### TASK DETAILS
Retype every entry word for word.
>> start MATERIAL FOR THIS EXERCISE
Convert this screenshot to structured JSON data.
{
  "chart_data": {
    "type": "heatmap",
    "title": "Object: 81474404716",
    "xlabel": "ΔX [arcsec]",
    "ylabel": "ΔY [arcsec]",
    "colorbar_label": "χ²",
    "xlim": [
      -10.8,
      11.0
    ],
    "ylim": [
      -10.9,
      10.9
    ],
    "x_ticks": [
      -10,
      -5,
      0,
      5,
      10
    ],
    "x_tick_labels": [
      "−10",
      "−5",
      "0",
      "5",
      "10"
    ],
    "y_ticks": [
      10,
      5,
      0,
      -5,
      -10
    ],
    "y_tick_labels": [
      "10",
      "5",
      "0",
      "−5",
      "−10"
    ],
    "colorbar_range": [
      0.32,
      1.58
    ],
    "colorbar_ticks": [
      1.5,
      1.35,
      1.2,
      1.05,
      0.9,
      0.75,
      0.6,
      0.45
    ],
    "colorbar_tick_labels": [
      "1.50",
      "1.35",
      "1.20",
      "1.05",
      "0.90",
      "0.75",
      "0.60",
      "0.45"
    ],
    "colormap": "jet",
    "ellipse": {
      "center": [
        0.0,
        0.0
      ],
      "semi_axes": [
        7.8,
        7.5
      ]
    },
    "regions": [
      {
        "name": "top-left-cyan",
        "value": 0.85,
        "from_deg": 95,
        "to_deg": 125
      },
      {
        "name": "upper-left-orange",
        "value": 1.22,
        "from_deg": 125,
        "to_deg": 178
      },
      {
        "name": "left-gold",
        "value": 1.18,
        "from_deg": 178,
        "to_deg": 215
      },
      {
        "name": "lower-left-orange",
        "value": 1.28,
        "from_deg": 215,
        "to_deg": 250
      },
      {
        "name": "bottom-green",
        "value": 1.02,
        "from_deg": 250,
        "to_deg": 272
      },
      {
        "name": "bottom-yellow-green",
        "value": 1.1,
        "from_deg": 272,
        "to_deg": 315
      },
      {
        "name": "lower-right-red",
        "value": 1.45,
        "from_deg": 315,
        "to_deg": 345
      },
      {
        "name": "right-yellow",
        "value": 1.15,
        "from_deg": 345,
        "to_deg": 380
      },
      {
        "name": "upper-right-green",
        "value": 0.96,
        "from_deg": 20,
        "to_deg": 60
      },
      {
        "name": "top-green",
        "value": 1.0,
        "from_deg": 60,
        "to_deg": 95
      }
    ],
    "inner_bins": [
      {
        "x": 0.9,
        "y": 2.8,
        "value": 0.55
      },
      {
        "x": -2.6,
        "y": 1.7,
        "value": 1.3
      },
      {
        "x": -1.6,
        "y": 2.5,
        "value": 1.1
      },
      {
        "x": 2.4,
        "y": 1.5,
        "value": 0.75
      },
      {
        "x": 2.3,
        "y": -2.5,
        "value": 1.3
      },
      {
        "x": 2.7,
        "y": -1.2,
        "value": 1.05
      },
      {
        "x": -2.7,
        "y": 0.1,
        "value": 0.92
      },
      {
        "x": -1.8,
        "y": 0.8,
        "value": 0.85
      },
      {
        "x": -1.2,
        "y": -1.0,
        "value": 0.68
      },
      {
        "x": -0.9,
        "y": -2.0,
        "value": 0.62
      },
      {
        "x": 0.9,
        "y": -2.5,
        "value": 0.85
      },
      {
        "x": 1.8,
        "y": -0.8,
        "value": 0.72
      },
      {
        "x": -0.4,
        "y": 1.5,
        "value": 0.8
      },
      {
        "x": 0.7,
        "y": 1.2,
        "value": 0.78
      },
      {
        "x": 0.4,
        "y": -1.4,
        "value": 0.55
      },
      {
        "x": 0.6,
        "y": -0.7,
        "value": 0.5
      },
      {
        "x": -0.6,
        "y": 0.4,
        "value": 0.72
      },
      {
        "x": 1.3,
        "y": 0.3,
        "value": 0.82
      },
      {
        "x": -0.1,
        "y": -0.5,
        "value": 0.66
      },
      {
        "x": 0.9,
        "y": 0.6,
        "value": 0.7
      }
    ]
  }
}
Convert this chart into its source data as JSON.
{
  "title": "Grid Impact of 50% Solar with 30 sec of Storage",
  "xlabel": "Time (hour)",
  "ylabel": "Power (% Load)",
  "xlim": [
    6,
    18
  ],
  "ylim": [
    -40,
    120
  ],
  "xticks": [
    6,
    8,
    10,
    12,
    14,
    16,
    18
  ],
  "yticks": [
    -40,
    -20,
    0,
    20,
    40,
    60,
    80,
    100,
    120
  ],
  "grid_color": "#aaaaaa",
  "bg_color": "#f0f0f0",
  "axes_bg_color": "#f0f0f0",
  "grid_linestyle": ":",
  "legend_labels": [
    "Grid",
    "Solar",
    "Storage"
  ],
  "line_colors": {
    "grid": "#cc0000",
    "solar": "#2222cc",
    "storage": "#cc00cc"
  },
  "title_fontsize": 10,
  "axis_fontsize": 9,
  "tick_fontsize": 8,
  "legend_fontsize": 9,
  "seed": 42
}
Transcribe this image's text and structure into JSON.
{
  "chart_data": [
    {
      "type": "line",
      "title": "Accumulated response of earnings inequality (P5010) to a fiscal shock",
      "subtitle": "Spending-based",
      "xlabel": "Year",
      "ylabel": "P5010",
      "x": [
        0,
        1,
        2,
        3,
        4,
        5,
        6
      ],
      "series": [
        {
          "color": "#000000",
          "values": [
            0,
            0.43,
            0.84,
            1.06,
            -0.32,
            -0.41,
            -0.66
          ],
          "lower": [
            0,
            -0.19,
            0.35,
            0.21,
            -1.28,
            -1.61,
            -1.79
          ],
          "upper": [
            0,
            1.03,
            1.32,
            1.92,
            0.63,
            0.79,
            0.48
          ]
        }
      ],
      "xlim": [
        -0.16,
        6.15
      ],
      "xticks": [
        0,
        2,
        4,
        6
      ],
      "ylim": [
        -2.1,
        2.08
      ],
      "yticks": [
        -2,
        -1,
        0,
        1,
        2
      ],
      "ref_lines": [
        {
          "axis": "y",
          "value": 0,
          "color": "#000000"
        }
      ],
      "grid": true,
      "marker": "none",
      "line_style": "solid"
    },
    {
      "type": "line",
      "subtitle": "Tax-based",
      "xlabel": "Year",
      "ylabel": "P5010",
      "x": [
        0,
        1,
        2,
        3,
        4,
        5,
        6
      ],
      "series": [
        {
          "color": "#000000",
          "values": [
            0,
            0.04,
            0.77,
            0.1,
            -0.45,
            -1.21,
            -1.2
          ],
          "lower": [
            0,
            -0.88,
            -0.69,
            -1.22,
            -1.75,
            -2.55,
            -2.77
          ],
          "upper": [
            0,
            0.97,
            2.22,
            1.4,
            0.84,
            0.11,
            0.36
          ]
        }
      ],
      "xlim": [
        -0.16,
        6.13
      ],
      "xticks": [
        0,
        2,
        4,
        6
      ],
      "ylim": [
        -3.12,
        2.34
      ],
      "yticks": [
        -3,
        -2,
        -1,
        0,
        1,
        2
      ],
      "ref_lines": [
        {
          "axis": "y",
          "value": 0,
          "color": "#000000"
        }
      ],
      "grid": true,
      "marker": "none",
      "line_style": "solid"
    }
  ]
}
>> end MATERIAL FOR THIS EXERCISE
### CORRECT ANSWER
Convert this screenshot to structured JSON data.
{
  "chart_data": {
    "type": "heatmap",
    "title": "Object: 81474404716",
    "xlabel": "ΔX [arcsec]",
    "ylabel": "ΔY [arcsec]",
    "colorbar_label": "χ²",
    "xlim": [
      -10.8,
      11.0
    ],
    "ylim": [
      -10.9,
      10.9
    ],
    "x_ticks": [
      -10,
      -5,
      0,
      5,
      10
    ],
    "x_tick_labels": [
      "−10",
      "−5",
      "0",
      "5",
      "10"
    ],
    "y_ticks": [
      10,
      5,
      0,
      -5,
      -10
    ],
    "y_tick_labels": [
      "10",
      "5",
      "0",
      "−5",
      "−10"
    ],
    "colorbar_range": [
      0.32,
      1.58
    ],
    "colorbar_ticks": [
      1.5,
      1.35,
      1.2,
      1.05,
      0.9,
      0.75,
      0.6,
      0.45
    ],
    "colorbar_tick_labels": [
      "1.50",
      "1.35",
      "1.20",
      "1.05",
      "0.90",
      "0.75",
      "0.60",
      "0.45"
    ],
    "colormap": "jet",
    "ellipse": {
      "center": [
        0.0,
        0.0
      ],
      "semi_axes": [
        7.8,
        7.5
      ]
    },
    "regions": [
      {
        "name": "top-left-cyan",
        "value": 0.85,
        "from_deg": 95,
        "to_deg": 125
      },
      {
        "name": "upper-left-orange",
        "value": 1.22,
        "from_deg": 125,
        "to_deg": 178
      },
      {
        "name": "left-gold",
        "value": 1.18,
        "from_deg": 178,
        "to_deg": 215
      },
      {
        "name": "lower-left-orange",
        "value": 1.28,
        "from_deg": 215,
        "to_deg": 250
      },
      {
        "name": "bottom-green",
        "value": 1.02,
        "from_deg": 250,
        "to_deg": 272
      },
      {
        "name": "bottom-yellow-green",
        "value": 1.1,
        "from_deg": 272,
        "to_deg": 315
      },
      {
        "name": "lower-right-red",
        "value": 1.45,
        "from_deg": 315,
        "to_deg": 345
      },
      {
        "name": "right-yellow",
        "value": 1.15,
        "from_deg": 345,
        "to_deg": 380
      },
      {
        "name": "upper-right-green",
        "value": 0.96,
        "from_deg": 20,
        "to_deg": 60
      },
      {
        "name": "top-green",
        "value": 1.0,
        "from_deg": 60,
        "to_deg": 95
      }
    ],
    "inner_bins": [
      {
        "x": 0.9,
        "y": 2.8,
        "value": 0.55
      },
      {
        "x": -2.6,
        "y": 1.7,
        "value": 1.3
      },
      {
        "x": -1.6,
        "y": 2.5,
        "value": 1.1
      },
      {
        "x": 2.4,
        "y": 1.5,
        "value": 0.75
      },
      {
        "x": 2.3,
        "y": -2.5,
        "value": 1.3
      },
      {
        "x": 2.7,
        "y": -1.2,
        "value": 1.05
      },
      {
        "x": -2.7,
        "y": 0.1,
        "value": 0.92
      },
      {
        "x": -1.8,
        "y": 0.8,
        "value": 0.85
      },
      {
        "x": -1.2,
        "y": -1.0,
        "value": 0.68
      },
      {
        "x": -0.9,
        "y": -2.0,
        "value": 0.62
      },
      {
        "x": 0.9,
        "y": -2.5,
        "value": 0.85
      },
      {
        "x": 1.8,
        "y": -0.8,
        "value": 0.72
      },
      {
        "x": -0.4,
        "y": 1.5,
        "value": 0.8
      },
      {
        "x": 0.7,
        "y": 1.2,
        "value": 0.78
      },
      {
        "x": 0.4,
        "y": -1.4,
        "value": 0.55
      },
      {
        "x": 0.6,
        "y": -0.7,
        "value": 0.5
      },
      {
        "x": -0.6,
        "y": 0.4,
        "value": 0.72
      },
      {
        "x": 1.3,
        "y": 0.3,
        "value": 0.82
      },
      {
        "x": -0.1,
        "y": -0.5,
        "value": 0.66
      },
      {
        "x": 0.9,
        "y": 0.6,
        "value": 0.7
      }
    ]
  }
}
Convert this chart into its source data as JSON.
{
  "title": "Grid Impact of 50% Solar with 30 sec of Storage",
  "xlabel": "Time (hour)",
  "ylabel": "Power (% Load)",
  "xlim": [
    6,
    18
  ],
  "ylim": [
    -40,
    120
  ],
  "xticks": [
    6,
    8,
    10,
    12,
    14,
    16,
    18
  ],
  "yticks": [
    -40,
    -20,
    0,
    20,
    40,
    60,
    80,
    100,
    120
  ],
  "grid_color": "#aaaaaa",
  "bg_color": "#f0f0f0",
  "axes_bg_color": "#f0f0f0",
  "grid_linestyle": ":",
  "legend_labels": [
    "Grid",
    "Solar",
    "Storage"
  ],
  "line_colors": {
    "grid": "#cc0000",
    "solar": "#2222cc",
    "storage": "#cc00cc"
  },
  "title_fontsize": 10,
  "axis_fontsize": 9,
  "tick_fontsize": 8,
  "legend_fontsize": 9,
  "seed": 42
}
Transcribe this image's text and structure into JSON.
{
  "chart_data": [
    {
      "type": "line",
      "title": "Accumulated response of earnings inequality (P5010) to a fiscal shock",
      "subtitle": "Spending-based",
      "xlabel": "Year",
      "ylabel": "P5010",
      "x": [
        0,
        1,
        2,
        3,
        4,
        5,
        6
      ],
      "series": [
        {
          "color": "#000000",
          "values": [
            0,
            0.43,
            0.84,
            1.06,
            -0.32,
            -0.41,
            -0.66
          ],
          "lower": [
            0,
            -0.19,
            0.35,
            0.21,
            -1.28,
            -1.61,
            -1.79
          ],
          "upper": [
            0,
            1.03,
            1.32,
            1.92,
            0.63,
            0.79,
            0.48
          ]
        }
      ],
      "xlim": [
        -0.16,
        6.15
      ],
      "xticks": [
        0,
        2,
        4,
        6
      ],
      "ylim": [
        -2.1,
        2.08
      ],
      "yticks": [
        -2,
        -1,
        0,
        1,
        2
      ],
      "ref_lines": [
        {
          "axis": "y",
          "value": 0,
          "color": "#000000"
        }
      ],
      "grid": true,
      "marker": "none",
      "line_style": "solid"
    },
    {
      "type": "line",
      "subtitle": "Tax-based",
      "xlabel": "Year",
      "ylabel": "P5010",
      "x": [
        0,
        1,
        2,
        3,
        4,
        5,
        6
      ],
      "series": [
        {
          "color": "#000000",
          "values": [
            0,
            0.04,
            0.77,
            0.1,
            -0.45,
            -1.21,
            -1.2
          ],
          "lower": [
            0,
            -0.88,
            -0.69,
            -1.22,
            -1.75,
            -2.55,
            -2.77
          ],
          "upper": [
            0,
            0.97,
            2.22,
            1.4,
            0.84,
            0.11,
            0.36
          ]
        }
      ],
      "xlim": [
        -0.16,
        6.13
      ],
      "xticks": [
        0,
        2,
        4,
        6
      ],
      "ylim": [
        -3.12,
        2.34
      ],
      "yticks": [
        -3,
        -2,
        -1,
        0,
        1,
        2
      ],
      "ref_lines": [
        {
          "axis": "y",
          "value": 0,
          "color": "#000000"
        }
      ],
      "grid": true,
      "marker": "none",
      "line_style": "solid"
    }
  ]
}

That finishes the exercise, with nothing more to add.